WHAT IS NEEDED
Extract all lines containing "AMHMA".

SOURCE RECORDS
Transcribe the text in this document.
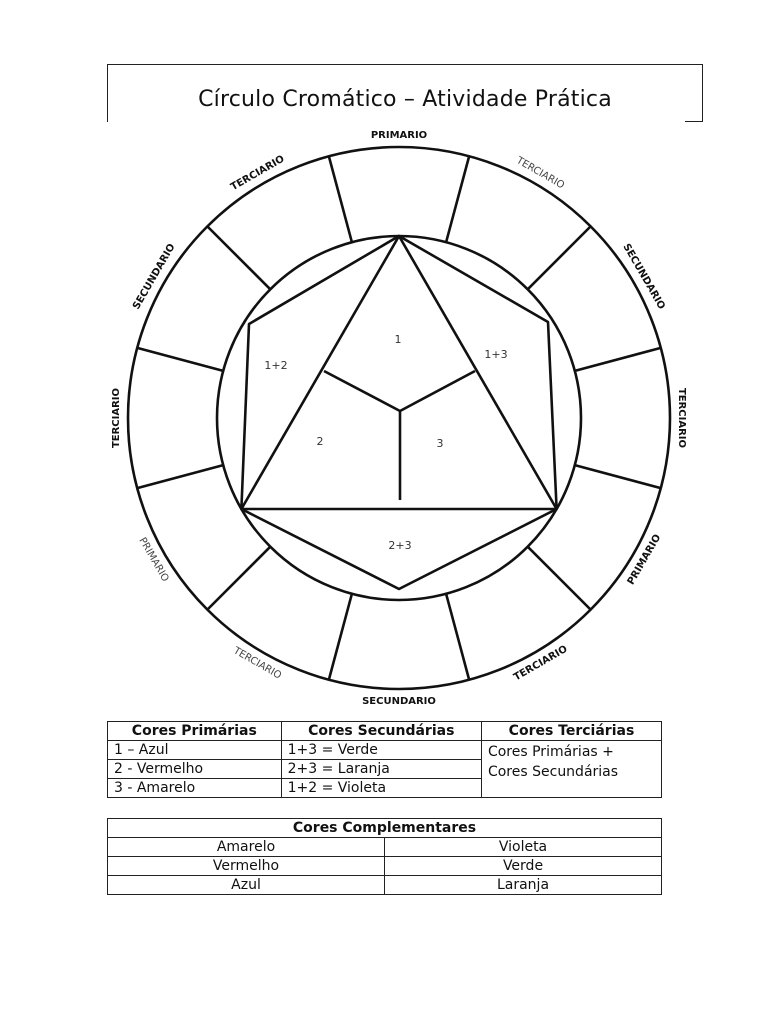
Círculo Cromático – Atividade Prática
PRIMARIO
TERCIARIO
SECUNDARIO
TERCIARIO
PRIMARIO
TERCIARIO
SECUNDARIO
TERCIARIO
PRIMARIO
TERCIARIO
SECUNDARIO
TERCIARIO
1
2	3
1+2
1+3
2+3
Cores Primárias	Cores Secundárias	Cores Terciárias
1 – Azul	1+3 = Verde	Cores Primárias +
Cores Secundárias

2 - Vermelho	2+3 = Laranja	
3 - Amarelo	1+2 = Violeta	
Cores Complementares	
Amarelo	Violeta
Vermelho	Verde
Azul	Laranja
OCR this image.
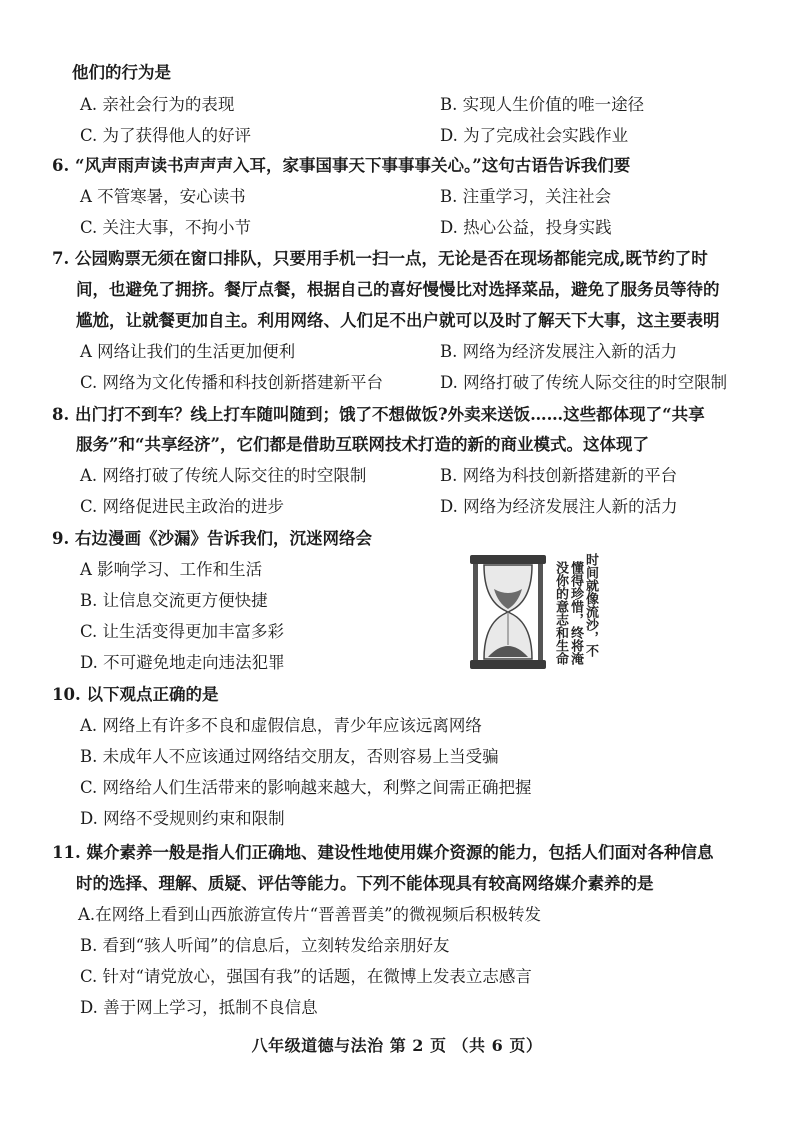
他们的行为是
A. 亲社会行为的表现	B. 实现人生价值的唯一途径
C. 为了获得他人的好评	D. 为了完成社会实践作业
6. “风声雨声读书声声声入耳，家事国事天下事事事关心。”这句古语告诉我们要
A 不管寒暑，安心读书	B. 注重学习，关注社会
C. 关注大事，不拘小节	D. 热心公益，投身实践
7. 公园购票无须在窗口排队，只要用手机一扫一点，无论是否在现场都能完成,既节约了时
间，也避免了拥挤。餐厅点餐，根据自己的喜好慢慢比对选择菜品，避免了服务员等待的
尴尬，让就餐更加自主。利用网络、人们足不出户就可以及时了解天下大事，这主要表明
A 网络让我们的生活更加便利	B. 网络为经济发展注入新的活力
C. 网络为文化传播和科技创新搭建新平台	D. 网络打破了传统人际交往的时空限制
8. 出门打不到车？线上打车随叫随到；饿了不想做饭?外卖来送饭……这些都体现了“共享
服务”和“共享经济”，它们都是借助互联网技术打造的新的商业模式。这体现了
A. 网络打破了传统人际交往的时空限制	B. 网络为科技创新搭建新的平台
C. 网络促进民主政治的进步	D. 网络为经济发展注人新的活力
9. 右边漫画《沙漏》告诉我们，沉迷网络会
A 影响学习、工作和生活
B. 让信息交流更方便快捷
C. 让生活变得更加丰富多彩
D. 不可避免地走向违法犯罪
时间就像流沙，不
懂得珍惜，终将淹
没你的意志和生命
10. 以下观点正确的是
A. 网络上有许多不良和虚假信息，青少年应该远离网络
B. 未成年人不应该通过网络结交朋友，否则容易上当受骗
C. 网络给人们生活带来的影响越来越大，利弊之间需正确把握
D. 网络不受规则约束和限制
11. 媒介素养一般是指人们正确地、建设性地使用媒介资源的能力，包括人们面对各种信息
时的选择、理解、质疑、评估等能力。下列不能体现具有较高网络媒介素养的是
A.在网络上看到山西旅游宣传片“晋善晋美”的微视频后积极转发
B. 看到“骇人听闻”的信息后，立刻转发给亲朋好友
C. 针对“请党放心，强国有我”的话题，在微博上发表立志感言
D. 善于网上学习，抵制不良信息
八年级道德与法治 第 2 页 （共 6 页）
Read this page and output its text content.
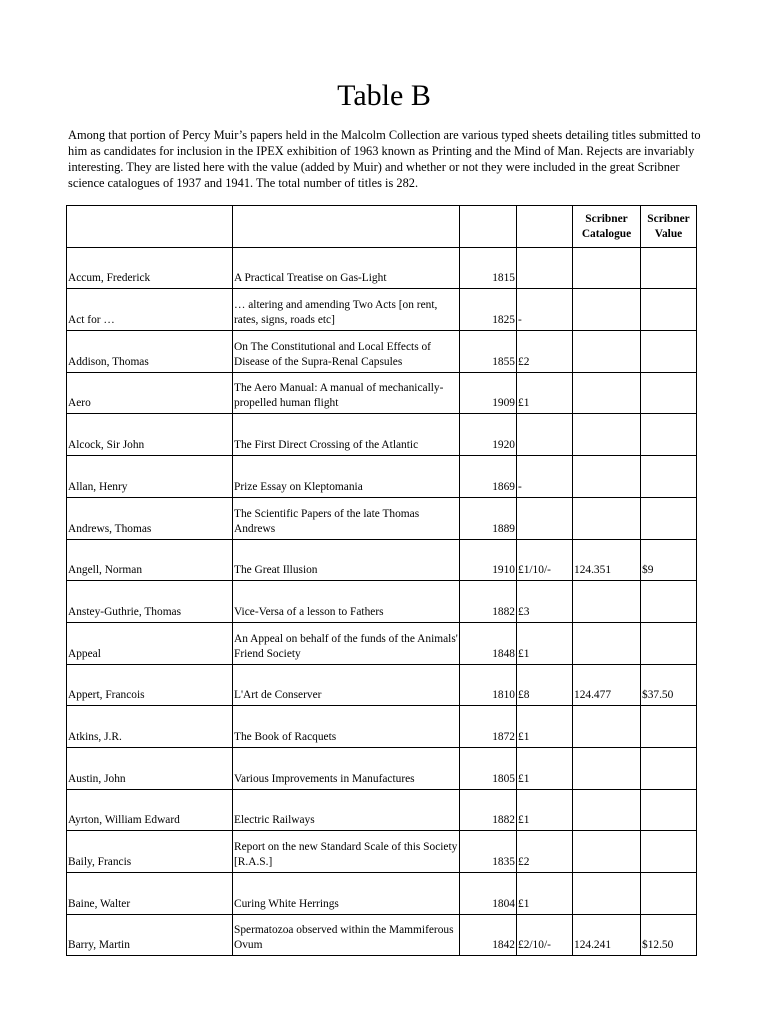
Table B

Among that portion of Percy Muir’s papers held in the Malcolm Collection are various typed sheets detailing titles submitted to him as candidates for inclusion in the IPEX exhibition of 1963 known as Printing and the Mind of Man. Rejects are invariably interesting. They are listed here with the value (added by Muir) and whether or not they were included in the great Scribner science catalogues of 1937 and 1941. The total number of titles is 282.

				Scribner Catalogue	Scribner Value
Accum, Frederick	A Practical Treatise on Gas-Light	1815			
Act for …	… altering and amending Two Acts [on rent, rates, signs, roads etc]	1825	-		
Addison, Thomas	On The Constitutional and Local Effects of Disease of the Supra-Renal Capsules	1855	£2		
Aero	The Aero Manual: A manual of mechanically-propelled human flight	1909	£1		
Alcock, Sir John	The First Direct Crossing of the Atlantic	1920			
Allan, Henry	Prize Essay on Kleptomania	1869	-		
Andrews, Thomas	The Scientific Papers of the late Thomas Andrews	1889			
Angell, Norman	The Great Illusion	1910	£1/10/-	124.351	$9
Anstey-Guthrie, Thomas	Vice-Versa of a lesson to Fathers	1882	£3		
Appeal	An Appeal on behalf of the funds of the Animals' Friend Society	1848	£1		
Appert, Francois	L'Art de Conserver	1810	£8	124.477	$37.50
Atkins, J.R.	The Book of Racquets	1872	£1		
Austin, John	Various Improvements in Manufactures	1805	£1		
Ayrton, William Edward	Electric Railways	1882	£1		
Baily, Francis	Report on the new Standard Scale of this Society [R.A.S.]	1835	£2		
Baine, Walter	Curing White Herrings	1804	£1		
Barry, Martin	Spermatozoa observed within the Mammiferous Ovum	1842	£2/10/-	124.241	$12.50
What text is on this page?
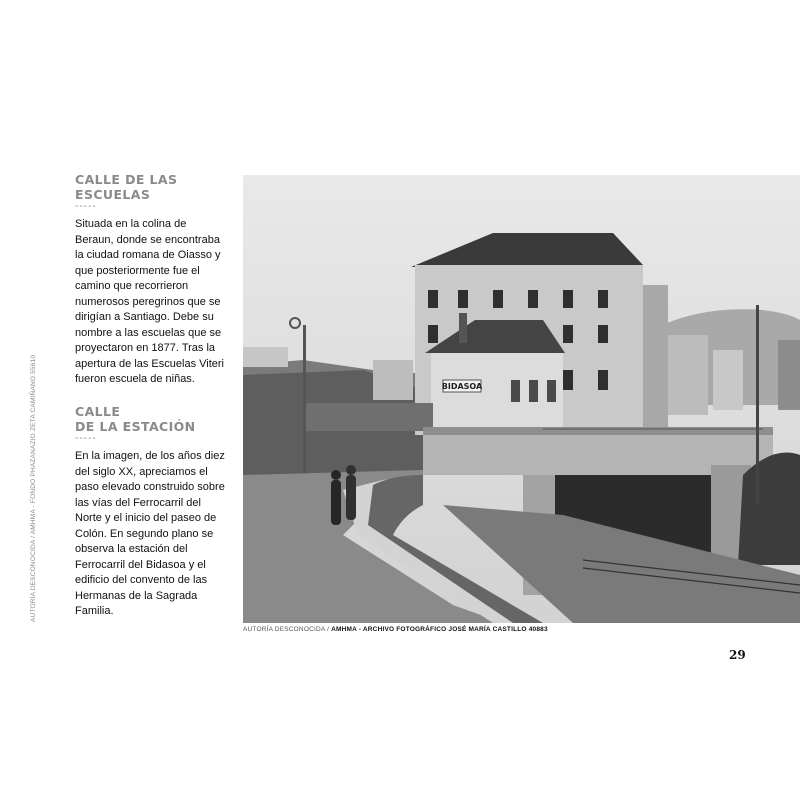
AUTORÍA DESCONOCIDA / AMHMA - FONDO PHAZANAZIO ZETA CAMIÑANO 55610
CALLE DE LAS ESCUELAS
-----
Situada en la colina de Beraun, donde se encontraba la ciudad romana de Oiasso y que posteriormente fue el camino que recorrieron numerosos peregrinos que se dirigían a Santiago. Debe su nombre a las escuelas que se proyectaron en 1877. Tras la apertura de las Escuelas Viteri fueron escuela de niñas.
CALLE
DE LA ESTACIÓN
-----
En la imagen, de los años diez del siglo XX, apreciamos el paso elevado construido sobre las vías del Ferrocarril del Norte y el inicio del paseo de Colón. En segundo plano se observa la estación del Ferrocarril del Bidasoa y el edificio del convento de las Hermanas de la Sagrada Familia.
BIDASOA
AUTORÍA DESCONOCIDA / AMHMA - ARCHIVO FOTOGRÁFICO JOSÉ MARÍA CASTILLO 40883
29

RESPONSE TO THIS TASK
AUTORÍA DESCONOCIDA / AMHMA - FONDO PHAZANAZIO ZETA CAMIÑANO 55610
AUTORÍA DESCONOCIDA / AMHMA - ARCHIVO FOTOGRÁFICO JOSÉ MARÍA CASTILLO 40883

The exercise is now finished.